▶ Problem requirements
Pull out each line of the listing below that contains the string "categories", and copy those lines.

▶ Raw records
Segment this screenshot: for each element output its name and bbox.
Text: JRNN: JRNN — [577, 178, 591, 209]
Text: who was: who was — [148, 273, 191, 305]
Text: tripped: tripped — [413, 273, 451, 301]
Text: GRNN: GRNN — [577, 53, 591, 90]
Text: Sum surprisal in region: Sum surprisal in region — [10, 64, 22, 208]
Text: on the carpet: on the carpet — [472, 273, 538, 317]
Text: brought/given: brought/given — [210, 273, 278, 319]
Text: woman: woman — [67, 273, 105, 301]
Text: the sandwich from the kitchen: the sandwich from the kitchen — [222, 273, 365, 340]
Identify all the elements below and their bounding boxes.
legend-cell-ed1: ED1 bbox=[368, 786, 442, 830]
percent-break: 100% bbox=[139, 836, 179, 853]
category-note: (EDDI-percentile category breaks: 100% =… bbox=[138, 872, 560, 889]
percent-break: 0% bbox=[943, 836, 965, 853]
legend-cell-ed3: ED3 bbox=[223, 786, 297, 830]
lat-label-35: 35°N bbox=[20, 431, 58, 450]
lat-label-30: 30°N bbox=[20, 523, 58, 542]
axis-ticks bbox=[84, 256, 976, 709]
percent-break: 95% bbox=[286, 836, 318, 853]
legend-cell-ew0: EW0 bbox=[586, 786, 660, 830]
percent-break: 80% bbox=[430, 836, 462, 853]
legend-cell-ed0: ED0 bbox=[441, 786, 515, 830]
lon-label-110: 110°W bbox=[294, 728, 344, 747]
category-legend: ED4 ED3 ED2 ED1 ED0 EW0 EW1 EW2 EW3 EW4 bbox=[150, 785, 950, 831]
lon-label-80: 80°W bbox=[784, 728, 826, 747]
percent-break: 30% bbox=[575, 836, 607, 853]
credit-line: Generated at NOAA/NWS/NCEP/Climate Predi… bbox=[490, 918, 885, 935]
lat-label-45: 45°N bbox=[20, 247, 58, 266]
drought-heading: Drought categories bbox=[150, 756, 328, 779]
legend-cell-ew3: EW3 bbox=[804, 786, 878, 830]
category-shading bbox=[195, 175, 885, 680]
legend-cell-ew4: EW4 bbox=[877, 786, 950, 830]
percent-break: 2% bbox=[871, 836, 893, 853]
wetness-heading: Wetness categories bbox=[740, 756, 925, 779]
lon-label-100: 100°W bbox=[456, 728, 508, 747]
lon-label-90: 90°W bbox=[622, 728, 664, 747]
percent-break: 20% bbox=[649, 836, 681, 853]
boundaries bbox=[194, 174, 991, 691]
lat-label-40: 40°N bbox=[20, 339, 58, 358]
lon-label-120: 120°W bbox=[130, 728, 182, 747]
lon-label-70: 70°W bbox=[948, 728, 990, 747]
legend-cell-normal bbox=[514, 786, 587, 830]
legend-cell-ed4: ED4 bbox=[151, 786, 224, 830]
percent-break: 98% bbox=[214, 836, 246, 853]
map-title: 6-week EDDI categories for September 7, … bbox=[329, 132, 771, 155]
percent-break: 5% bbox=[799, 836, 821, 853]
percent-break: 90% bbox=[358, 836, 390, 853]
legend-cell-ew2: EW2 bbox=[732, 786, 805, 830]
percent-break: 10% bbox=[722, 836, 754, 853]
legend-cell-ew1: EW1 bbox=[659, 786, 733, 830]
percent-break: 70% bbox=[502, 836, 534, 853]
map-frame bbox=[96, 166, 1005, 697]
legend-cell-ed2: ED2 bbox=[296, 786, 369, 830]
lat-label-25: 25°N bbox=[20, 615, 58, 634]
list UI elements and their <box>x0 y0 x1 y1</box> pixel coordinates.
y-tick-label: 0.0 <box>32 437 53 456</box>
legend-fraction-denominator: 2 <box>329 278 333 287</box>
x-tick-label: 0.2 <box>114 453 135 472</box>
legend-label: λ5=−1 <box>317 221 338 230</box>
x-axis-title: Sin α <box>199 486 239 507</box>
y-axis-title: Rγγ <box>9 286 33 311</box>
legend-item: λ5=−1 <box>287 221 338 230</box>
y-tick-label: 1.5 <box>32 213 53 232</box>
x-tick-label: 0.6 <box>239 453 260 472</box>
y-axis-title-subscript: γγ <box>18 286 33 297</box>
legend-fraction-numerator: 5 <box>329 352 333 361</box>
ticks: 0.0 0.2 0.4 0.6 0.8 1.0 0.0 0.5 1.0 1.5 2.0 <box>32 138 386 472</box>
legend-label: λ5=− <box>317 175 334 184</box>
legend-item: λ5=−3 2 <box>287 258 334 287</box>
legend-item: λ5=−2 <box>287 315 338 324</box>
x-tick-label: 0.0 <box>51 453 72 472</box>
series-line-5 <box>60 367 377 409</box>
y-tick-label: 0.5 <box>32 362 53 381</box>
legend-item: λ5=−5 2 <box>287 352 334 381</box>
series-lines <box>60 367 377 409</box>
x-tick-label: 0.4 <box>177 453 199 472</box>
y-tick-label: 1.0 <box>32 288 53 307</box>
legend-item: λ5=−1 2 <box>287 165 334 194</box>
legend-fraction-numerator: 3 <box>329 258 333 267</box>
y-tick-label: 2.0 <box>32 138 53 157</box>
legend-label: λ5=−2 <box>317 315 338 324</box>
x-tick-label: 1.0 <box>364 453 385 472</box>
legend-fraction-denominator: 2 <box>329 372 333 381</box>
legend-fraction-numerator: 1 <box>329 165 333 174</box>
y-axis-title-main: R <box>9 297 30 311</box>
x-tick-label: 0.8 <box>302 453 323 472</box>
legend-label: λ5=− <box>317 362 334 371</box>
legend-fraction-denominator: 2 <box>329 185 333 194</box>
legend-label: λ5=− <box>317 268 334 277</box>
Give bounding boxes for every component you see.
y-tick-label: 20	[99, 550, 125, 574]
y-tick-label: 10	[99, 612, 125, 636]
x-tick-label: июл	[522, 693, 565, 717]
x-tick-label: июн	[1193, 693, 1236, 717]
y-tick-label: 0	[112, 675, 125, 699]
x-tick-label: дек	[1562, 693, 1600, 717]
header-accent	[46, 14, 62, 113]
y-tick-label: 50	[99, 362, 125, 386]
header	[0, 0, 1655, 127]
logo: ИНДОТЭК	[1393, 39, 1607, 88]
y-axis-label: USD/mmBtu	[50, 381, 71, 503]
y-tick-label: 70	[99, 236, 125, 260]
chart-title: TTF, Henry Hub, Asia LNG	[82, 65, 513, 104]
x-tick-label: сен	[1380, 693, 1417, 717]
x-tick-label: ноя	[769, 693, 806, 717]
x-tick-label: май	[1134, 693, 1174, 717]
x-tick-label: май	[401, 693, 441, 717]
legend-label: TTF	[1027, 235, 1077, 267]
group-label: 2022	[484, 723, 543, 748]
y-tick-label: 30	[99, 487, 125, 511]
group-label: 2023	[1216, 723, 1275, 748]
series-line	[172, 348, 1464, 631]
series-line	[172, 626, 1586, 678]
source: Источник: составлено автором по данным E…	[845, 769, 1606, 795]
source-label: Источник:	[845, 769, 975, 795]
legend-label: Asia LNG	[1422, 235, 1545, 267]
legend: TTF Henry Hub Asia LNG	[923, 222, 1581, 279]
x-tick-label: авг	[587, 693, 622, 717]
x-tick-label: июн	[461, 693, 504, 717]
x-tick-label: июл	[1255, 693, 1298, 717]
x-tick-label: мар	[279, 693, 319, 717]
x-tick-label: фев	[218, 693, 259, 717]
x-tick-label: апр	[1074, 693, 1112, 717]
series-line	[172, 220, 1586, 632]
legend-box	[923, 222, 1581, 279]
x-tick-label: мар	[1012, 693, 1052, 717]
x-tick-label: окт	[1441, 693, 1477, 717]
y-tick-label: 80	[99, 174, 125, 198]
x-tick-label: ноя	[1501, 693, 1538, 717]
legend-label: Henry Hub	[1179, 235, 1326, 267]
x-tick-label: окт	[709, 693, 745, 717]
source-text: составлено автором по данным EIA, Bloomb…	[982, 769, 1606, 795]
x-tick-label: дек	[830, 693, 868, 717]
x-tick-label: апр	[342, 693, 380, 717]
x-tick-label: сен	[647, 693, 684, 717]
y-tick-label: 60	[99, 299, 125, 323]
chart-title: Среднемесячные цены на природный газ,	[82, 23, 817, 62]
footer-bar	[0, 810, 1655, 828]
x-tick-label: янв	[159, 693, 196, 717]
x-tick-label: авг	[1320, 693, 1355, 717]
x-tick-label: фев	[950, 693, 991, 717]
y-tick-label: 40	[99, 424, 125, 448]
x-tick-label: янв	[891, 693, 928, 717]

▶ Written reply
drought-heading: Drought categories bbox=[150, 756, 328, 779]
wetness-heading: Wetness categories bbox=[740, 756, 925, 779]
map-title: 6-week EDDI categories for September 7, … bbox=[329, 132, 771, 155]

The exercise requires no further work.